Dataset entries:
——————————

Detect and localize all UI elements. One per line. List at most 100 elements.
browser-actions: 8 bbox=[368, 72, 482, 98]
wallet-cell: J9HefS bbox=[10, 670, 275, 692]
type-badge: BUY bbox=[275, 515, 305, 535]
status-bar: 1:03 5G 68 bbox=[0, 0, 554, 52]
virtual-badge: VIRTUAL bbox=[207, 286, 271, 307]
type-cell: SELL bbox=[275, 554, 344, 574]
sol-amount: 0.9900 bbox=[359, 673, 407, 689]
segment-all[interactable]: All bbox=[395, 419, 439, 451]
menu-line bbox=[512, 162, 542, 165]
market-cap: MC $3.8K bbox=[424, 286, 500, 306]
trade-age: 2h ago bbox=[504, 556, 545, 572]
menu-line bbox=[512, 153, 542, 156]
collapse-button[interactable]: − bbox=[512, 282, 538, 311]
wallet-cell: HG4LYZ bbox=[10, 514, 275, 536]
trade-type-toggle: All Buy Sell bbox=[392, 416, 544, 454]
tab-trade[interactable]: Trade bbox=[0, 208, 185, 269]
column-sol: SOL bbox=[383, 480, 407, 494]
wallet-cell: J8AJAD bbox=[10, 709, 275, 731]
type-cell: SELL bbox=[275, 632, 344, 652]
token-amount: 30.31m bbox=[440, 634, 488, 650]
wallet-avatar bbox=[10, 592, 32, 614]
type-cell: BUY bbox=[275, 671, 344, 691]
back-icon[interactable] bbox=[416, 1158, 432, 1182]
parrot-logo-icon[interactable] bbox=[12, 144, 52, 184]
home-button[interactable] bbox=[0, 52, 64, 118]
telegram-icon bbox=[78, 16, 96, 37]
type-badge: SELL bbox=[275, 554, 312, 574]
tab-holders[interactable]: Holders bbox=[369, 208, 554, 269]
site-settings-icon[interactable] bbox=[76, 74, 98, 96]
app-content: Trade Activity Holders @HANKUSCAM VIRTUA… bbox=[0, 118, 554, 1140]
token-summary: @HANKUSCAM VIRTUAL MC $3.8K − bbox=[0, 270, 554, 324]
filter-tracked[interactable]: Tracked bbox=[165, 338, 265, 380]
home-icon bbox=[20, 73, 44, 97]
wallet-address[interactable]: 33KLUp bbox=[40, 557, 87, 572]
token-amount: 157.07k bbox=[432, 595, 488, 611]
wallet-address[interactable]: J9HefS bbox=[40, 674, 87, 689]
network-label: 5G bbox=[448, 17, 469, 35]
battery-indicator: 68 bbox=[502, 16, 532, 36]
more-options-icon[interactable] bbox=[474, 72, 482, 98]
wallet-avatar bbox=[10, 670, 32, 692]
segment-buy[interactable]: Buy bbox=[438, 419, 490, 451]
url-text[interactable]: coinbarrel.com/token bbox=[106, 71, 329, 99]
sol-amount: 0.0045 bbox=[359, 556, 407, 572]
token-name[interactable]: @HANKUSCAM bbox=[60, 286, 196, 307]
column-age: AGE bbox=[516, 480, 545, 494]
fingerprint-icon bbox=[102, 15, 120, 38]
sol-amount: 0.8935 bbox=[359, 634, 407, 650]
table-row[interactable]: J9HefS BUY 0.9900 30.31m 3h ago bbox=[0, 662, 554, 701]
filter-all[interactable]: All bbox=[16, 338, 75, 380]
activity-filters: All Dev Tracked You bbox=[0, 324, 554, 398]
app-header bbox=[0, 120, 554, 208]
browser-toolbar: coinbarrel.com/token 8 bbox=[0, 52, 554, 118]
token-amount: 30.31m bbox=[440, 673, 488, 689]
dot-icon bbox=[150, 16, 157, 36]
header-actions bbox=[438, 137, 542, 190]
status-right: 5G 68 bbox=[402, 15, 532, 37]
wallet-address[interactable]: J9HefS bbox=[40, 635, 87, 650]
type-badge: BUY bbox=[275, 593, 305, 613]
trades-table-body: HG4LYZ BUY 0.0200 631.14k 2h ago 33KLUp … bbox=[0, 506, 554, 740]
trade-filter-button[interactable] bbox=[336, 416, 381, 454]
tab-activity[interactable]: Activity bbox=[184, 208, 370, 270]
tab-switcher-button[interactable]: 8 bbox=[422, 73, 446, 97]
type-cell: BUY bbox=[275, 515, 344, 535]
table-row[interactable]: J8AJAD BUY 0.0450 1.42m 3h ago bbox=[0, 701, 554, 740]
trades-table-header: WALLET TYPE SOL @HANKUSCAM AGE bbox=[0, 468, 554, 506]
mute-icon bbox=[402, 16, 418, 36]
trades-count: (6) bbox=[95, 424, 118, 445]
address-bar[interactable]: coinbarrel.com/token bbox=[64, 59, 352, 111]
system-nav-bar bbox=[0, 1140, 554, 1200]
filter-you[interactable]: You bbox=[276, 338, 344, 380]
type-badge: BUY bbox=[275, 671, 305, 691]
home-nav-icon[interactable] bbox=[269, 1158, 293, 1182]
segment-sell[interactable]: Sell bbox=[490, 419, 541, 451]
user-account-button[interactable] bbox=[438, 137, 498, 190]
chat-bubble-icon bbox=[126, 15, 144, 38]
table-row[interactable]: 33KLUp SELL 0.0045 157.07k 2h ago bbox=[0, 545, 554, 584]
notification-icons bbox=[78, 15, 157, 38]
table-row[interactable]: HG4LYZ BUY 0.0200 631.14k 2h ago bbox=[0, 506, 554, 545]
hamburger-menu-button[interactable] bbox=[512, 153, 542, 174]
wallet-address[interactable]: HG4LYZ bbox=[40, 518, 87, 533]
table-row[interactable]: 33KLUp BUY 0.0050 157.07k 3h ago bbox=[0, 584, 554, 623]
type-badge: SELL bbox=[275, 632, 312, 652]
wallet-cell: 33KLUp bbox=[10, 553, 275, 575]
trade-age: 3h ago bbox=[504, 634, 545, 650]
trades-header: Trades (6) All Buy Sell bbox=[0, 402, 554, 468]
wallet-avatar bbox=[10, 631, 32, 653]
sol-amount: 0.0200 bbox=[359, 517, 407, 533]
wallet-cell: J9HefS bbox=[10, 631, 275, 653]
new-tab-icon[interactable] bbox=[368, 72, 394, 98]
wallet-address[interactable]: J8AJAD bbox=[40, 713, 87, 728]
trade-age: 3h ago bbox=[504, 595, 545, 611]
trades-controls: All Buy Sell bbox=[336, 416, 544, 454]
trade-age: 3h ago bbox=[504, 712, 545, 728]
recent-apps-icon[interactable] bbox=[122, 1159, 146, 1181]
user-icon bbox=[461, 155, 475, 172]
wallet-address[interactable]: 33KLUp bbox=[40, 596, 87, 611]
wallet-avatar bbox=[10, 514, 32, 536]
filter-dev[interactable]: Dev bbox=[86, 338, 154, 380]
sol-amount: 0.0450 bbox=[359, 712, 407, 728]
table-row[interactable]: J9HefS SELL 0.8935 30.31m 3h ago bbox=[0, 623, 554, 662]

——————————

The task: Reproduce every item above word for word, leaving each line unchanged.

Expected answer:
Detect and localize all UI elements. One per line. List at most 100 elements.
browser-actions: 8 bbox=[368, 72, 482, 98]
wallet-cell: J9HefS bbox=[10, 670, 275, 692]
type-badge: BUY bbox=[275, 515, 305, 535]
status-bar: 1:03 5G 68 bbox=[0, 0, 554, 52]
virtual-badge: VIRTUAL bbox=[207, 286, 271, 307]
type-cell: SELL bbox=[275, 554, 344, 574]
sol-amount: 0.9900 bbox=[359, 673, 407, 689]
segment-all[interactable]: All bbox=[395, 419, 439, 451]
menu-line bbox=[512, 162, 542, 165]
market-cap: MC $3.8K bbox=[424, 286, 500, 306]
trade-age: 2h ago bbox=[504, 556, 545, 572]
menu-line bbox=[512, 153, 542, 156]
collapse-button[interactable]: − bbox=[512, 282, 538, 311]
wallet-cell: HG4LYZ bbox=[10, 514, 275, 536]
trade-type-toggle: All Buy Sell bbox=[392, 416, 544, 454]
tab-trade[interactable]: Trade bbox=[0, 208, 185, 269]
column-sol: SOL bbox=[383, 480, 407, 494]
wallet-cell: J8AJAD bbox=[10, 709, 275, 731]
type-cell: SELL bbox=[275, 632, 344, 652]
token-amount: 30.31m bbox=[440, 634, 488, 650]
wallet-avatar bbox=[10, 592, 32, 614]
type-cell: BUY bbox=[275, 671, 344, 691]
back-icon[interactable] bbox=[416, 1158, 432, 1182]
parrot-logo-icon[interactable] bbox=[12, 144, 52, 184]
home-button[interactable] bbox=[0, 52, 64, 118]
telegram-icon bbox=[78, 16, 96, 37]
type-badge: SELL bbox=[275, 554, 312, 574]
tab-holders[interactable]: Holders bbox=[369, 208, 554, 269]
site-settings-icon[interactable] bbox=[76, 74, 98, 96]
app-content: Trade Activity Holders @HANKUSCAM VIRTUA… bbox=[0, 118, 554, 1140]
token-summary: @HANKUSCAM VIRTUAL MC $3.8K − bbox=[0, 270, 554, 324]
filter-tracked[interactable]: Tracked bbox=[165, 338, 265, 380]
home-icon bbox=[20, 73, 44, 97]
wallet-address[interactable]: 33KLUp bbox=[40, 557, 87, 572]
token-amount: 157.07k bbox=[432, 595, 488, 611]
wallet-address[interactable]: J9HefS bbox=[40, 674, 87, 689]
network-label: 5G bbox=[448, 17, 469, 35]
battery-indicator: 68 bbox=[502, 16, 532, 36]
more-options-icon[interactable] bbox=[474, 72, 482, 98]
wallet-avatar bbox=[10, 670, 32, 692]
segment-buy[interactable]: Buy bbox=[438, 419, 490, 451]
url-text[interactable]: coinbarrel.com/token bbox=[106, 71, 329, 99]
sol-amount: 0.0045 bbox=[359, 556, 407, 572]
token-name[interactable]: @HANKUSCAM bbox=[60, 286, 196, 307]
column-age: AGE bbox=[516, 480, 545, 494]
fingerprint-icon bbox=[102, 15, 120, 38]
sol-amount: 0.8935 bbox=[359, 634, 407, 650]
table-row[interactable]: J9HefS BUY 0.9900 30.31m 3h ago bbox=[0, 662, 554, 701]
filter-all[interactable]: All bbox=[16, 338, 75, 380]
activity-filters: All Dev Tracked You bbox=[0, 324, 554, 398]
app-header bbox=[0, 120, 554, 208]
browser-toolbar: coinbarrel.com/token 8 bbox=[0, 52, 554, 118]
token-amount: 30.31m bbox=[440, 673, 488, 689]
dot-icon bbox=[150, 16, 157, 36]
header-actions bbox=[438, 137, 542, 190]
status-right: 5G 68 bbox=[402, 15, 532, 37]
wallet-address[interactable]: J9HefS bbox=[40, 635, 87, 650]
type-badge: BUY bbox=[275, 593, 305, 613]
trades-table-body: HG4LYZ BUY 0.0200 631.14k 2h ago 33KLUp … bbox=[0, 506, 554, 740]
trade-filter-button[interactable] bbox=[336, 416, 381, 454]
tab-activity[interactable]: Activity bbox=[184, 208, 370, 270]
tab-switcher-button[interactable]: 8 bbox=[422, 73, 446, 97]
type-cell: BUY bbox=[275, 515, 344, 535]
table-row[interactable]: J8AJAD BUY 0.0450 1.42m 3h ago bbox=[0, 701, 554, 740]
trades-table-header: WALLET TYPE SOL @HANKUSCAM AGE bbox=[0, 468, 554, 506]
mute-icon bbox=[402, 16, 418, 36]
trades-count: (6) bbox=[95, 424, 118, 445]
address-bar[interactable]: coinbarrel.com/token bbox=[64, 59, 352, 111]
system-nav-bar bbox=[0, 1140, 554, 1200]
filter-you[interactable]: You bbox=[276, 338, 344, 380]
type-badge: BUY bbox=[275, 671, 305, 691]
home-nav-icon[interactable] bbox=[269, 1158, 293, 1182]
segment-sell[interactable]: Sell bbox=[490, 419, 541, 451]
user-account-button[interactable] bbox=[438, 137, 498, 190]
chat-bubble-icon bbox=[126, 15, 144, 38]
table-row[interactable]: 33KLUp SELL 0.0045 157.07k 2h ago bbox=[0, 545, 554, 584]
notification-icons bbox=[78, 15, 157, 38]
table-row[interactable]: HG4LYZ BUY 0.0200 631.14k 2h ago bbox=[0, 506, 554, 545]
hamburger-menu-button[interactable] bbox=[512, 153, 542, 174]
wallet-address[interactable]: HG4LYZ bbox=[40, 518, 87, 533]
table-row[interactable]: 33KLUp BUY 0.0050 157.07k 3h ago bbox=[0, 584, 554, 623]
type-badge: SELL bbox=[275, 632, 312, 652]
wallet-cell: 33KLUp bbox=[10, 553, 275, 575]
trade-age: 3h ago bbox=[504, 634, 545, 650]
trades-header: Trades (6) All Buy Sell bbox=[0, 402, 554, 468]
wallet-avatar bbox=[10, 631, 32, 653]
sol-amount: 0.0200 bbox=[359, 517, 407, 533]
wallet-cell: J9HefS bbox=[10, 631, 275, 653]
new-tab-icon[interactable] bbox=[368, 72, 394, 98]
wallet-address[interactable]: J8AJAD bbox=[40, 713, 87, 728]
trade-age: 3h ago bbox=[504, 595, 545, 611]
trades-controls: All Buy Sell bbox=[336, 416, 544, 454]
trade-age: 3h ago bbox=[504, 712, 545, 728]
recent-apps-icon[interactable] bbox=[122, 1159, 146, 1181]
user-icon bbox=[461, 155, 475, 172]
wallet-address[interactable]: 33KLUp bbox=[40, 596, 87, 611]
wallet-avatar bbox=[10, 514, 32, 536]
filter-dev[interactable]: Dev bbox=[86, 338, 154, 380]
sol-amount: 0.0450 bbox=[359, 712, 407, 728]
table-row[interactable]: J9HefS SELL 0.8935 30.31m 3h ago bbox=[0, 623, 554, 662]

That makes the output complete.